*Stored rows*
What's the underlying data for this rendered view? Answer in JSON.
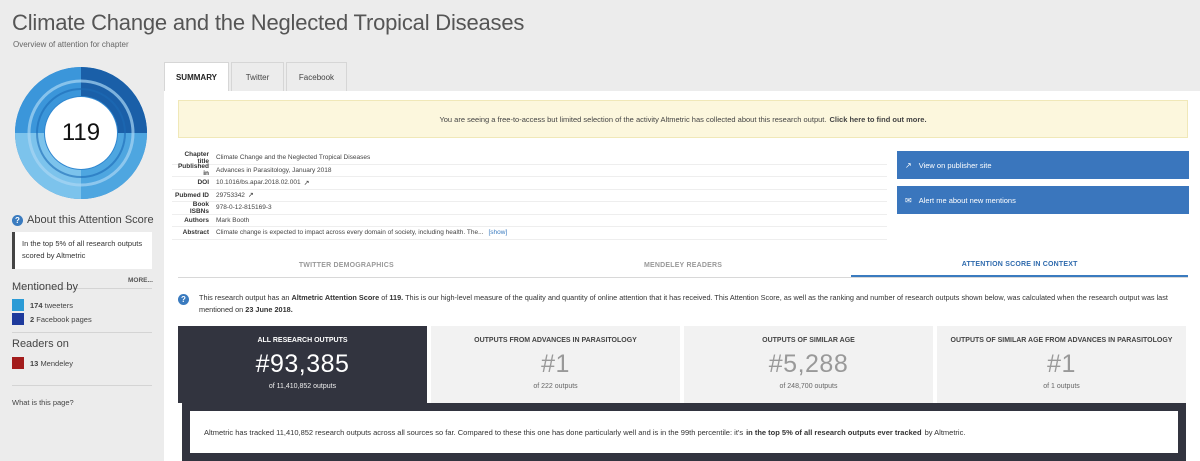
{
  "header": {
    "title": "Climate Change and the Neglected Tropical Diseases",
    "subtitle": "Overview of attention for chapter"
  },
  "sidebar": {
    "score": "119",
    "donut_colors": [
      "#1a5fa8",
      "#2f86cf",
      "#4ea6e0",
      "#7cc3ec"
    ],
    "about_label": "About this Attention Score",
    "top_box_text": "In the top 5% of all research outputs scored by Altmetric",
    "more_label": "MORE...",
    "mentioned_by_heading": "Mentioned by",
    "mentions": [
      {
        "count": "174",
        "label": "tweeters",
        "color": "#2b9bd6"
      },
      {
        "count": "2",
        "label": "Facebook pages",
        "color": "#1e3a9c"
      }
    ],
    "readers_heading": "Readers on",
    "readers": [
      {
        "count": "13",
        "label": "Mendeley",
        "color": "#a31c1c"
      }
    ],
    "what_link": "What is this page?"
  },
  "tabs": [
    {
      "label": "SUMMARY",
      "active": true
    },
    {
      "label": "Twitter",
      "active": false
    },
    {
      "label": "Facebook",
      "active": false
    }
  ],
  "notice": {
    "text": "You are seeing a free-to-access but limited selection of the activity Altmetric has collected about this research output.",
    "link": "Click here to find out more."
  },
  "details": {
    "chapter_title_label": "Chapter title",
    "chapter_title": "Climate Change and the Neglected Tropical Diseases",
    "published_label": "Published in",
    "published": "Advances in Parasitology, January 2018",
    "doi_label": "DOI",
    "doi": "10.1016/bs.apar.2018.02.001",
    "pubmed_label": "Pubmed ID",
    "pubmed": "29753342",
    "isbn_label": "Book ISBNs",
    "isbn": "978-0-12-815169-3",
    "authors_label": "Authors",
    "authors": "Mark Booth",
    "abstract_label": "Abstract",
    "abstract": "Climate change is expected to impact across every domain of society, including health. The...",
    "show_label": "[show]"
  },
  "actions": {
    "publisher_label": "View on publisher site",
    "alert_label": "Alert me about new mentions"
  },
  "subtabs": [
    {
      "label": "TWITTER DEMOGRAPHICS",
      "active": false
    },
    {
      "label": "MENDELEY READERS",
      "active": false
    },
    {
      "label": "ATTENTION SCORE IN CONTEXT",
      "active": true
    }
  ],
  "context": {
    "pre": "This research output has an",
    "score_label": "Altmetric Attention Score",
    "of": "of",
    "score": "119.",
    "mid": "This is our high-level measure of the quality and quantity of online attention that it has received. This Attention Score, as well as the ranking and number of research outputs shown below, was calculated when the research output was last mentioned on",
    "date": "23 June 2018."
  },
  "rank_cards": [
    {
      "heading": "ALL RESEARCH OUTPUTS",
      "rank": "#93,385",
      "footer": "of 11,410,852 outputs",
      "dark": true
    },
    {
      "heading": "OUTPUTS FROM ADVANCES IN PARASITOLOGY",
      "rank": "#1",
      "footer": "of 222 outputs",
      "dark": false
    },
    {
      "heading": "OUTPUTS OF SIMILAR AGE",
      "rank": "#5,288",
      "footer": "of 248,700 outputs",
      "dark": false
    },
    {
      "heading": "OUTPUTS OF SIMILAR AGE FROM ADVANCES IN PARASITOLOGY",
      "rank": "#1",
      "footer": "of 1 outputs",
      "dark": false
    }
  ],
  "summary": {
    "pre": "Altmetric has tracked 11,410,852 research outputs across all sources so far. Compared to these this one has done particularly well and is in the 99th percentile: it's",
    "bold": "in the top 5% of all research outputs ever tracked",
    "post": "by Altmetric."
  }
}
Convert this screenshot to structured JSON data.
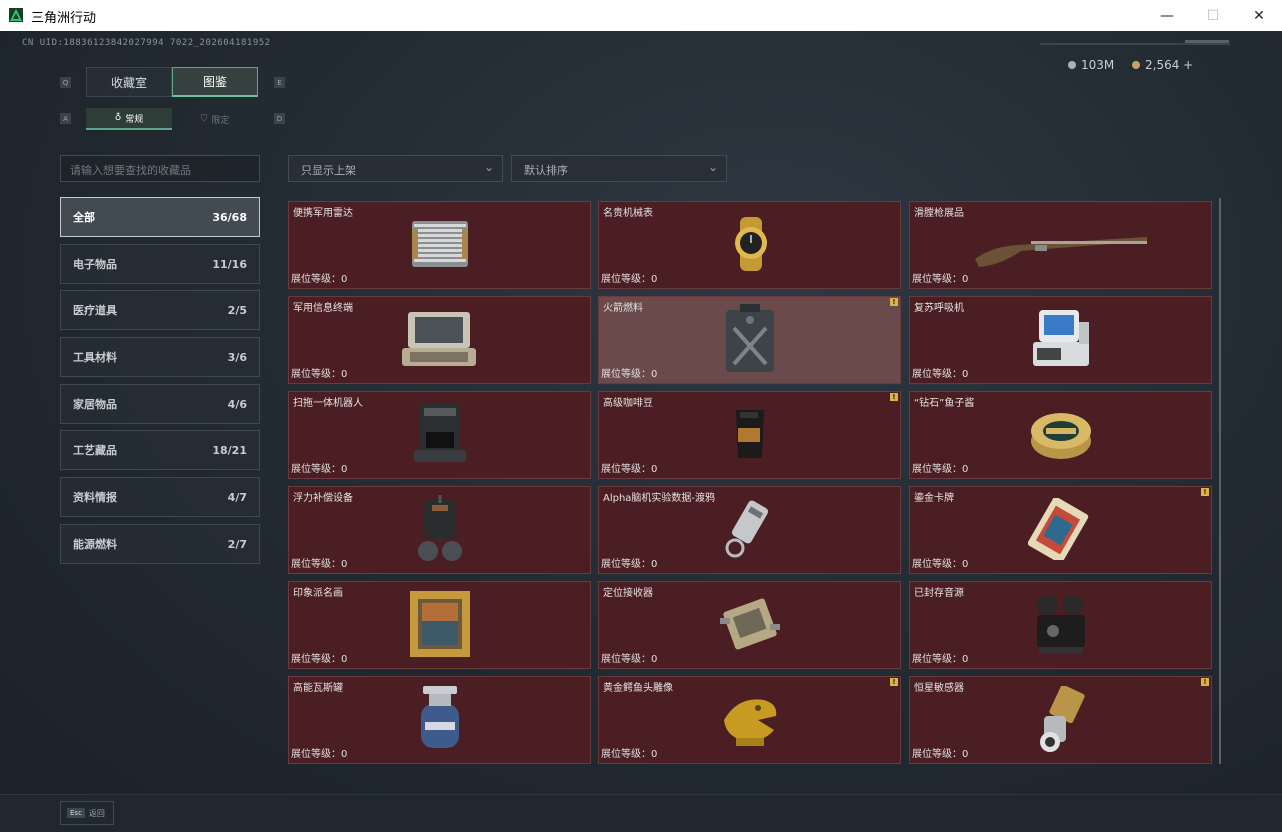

*What you should do*
Filter the data for the string "across" and copy every line that has it.

*Problem solution*
    "abstract": "Climate change is expected to impact across every domain of society, including health. The...",
    "pre": "Altmetric has tracked 11,410,852 research outputs across all sources so far. Compared to these this one has done particularly well and is in the 99th percentile: it's",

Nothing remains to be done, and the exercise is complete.